■ TASK ITEM ■
Scan the listing below for the word "this" and copy every line where it occurs.

■ INPUT DATA ■

================================

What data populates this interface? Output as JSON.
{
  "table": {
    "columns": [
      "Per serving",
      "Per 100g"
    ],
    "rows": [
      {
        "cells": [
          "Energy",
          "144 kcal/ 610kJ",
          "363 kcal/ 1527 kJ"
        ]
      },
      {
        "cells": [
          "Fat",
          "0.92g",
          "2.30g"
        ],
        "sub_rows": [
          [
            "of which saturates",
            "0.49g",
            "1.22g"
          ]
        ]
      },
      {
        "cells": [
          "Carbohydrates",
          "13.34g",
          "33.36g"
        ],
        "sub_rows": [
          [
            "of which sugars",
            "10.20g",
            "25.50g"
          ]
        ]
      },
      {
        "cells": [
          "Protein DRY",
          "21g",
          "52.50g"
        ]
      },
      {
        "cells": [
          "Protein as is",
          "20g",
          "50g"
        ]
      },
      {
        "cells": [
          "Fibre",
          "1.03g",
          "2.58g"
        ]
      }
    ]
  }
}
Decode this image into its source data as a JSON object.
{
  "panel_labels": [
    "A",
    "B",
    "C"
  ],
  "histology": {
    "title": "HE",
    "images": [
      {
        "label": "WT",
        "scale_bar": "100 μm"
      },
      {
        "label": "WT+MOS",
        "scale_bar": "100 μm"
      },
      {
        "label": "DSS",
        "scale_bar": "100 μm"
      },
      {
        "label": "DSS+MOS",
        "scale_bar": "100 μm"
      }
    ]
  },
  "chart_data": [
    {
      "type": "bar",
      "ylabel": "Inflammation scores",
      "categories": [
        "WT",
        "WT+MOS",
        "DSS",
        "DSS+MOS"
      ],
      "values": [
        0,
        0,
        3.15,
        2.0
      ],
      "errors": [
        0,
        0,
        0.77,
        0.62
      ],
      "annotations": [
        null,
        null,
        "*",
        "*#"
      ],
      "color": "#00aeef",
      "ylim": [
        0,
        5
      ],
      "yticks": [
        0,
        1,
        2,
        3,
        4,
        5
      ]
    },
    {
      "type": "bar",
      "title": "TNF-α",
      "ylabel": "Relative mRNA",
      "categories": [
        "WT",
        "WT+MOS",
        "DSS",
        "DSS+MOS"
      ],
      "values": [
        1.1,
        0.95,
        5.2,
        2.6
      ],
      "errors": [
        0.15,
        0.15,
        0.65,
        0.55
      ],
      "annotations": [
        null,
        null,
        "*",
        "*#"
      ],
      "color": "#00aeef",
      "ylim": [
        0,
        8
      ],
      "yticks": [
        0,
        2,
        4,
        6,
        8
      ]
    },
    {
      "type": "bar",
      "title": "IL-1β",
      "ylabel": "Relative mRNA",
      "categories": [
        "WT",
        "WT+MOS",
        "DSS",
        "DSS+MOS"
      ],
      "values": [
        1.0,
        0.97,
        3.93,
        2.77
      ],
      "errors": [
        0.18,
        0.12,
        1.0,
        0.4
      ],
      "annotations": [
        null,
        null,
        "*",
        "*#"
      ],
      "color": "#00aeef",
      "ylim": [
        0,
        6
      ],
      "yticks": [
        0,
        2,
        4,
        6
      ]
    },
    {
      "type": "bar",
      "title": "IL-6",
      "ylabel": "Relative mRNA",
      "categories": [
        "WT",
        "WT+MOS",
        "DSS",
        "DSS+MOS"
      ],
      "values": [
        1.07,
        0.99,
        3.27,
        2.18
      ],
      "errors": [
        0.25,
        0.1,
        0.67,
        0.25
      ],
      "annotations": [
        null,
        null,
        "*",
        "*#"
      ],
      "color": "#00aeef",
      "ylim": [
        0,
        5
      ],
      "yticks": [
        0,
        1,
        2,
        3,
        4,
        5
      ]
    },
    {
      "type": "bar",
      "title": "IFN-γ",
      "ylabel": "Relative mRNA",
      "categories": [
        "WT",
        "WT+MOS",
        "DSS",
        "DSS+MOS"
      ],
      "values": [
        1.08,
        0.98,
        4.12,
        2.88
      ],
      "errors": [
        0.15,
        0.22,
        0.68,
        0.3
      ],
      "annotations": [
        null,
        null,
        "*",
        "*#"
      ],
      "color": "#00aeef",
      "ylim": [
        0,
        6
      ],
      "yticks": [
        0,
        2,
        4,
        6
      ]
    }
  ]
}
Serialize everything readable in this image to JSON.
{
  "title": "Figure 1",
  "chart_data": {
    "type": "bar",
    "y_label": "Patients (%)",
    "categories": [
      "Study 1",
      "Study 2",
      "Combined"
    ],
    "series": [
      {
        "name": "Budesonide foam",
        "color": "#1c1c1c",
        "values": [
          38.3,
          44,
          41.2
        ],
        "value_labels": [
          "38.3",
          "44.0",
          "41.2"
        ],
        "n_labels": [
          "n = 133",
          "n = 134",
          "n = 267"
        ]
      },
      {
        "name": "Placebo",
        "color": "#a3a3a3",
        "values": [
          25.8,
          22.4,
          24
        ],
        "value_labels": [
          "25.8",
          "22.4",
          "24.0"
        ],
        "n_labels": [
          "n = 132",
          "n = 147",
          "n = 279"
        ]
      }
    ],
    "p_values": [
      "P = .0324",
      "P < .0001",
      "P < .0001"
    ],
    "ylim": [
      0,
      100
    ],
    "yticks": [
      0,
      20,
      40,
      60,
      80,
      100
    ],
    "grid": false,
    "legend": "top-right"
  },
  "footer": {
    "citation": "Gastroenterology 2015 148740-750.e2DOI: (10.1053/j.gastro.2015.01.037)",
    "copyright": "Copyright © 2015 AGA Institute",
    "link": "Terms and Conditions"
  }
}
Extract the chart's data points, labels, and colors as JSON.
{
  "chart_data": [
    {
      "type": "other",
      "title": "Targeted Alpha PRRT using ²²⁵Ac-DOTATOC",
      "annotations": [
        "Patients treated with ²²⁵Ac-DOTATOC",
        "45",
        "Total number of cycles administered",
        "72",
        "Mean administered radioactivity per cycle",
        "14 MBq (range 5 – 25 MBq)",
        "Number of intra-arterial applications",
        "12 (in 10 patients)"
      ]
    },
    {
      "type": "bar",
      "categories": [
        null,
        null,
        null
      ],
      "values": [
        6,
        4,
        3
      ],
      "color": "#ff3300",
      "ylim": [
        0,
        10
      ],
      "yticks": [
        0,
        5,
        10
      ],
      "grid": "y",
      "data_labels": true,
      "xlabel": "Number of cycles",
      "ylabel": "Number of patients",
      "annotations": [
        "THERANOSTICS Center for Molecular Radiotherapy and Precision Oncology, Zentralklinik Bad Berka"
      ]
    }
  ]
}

================================

■ RESPONSE ■
What data populates this interface? Output as JSON.
Decode this image into its source data as a JSON object.
Serialize everything readable in this image to JSON.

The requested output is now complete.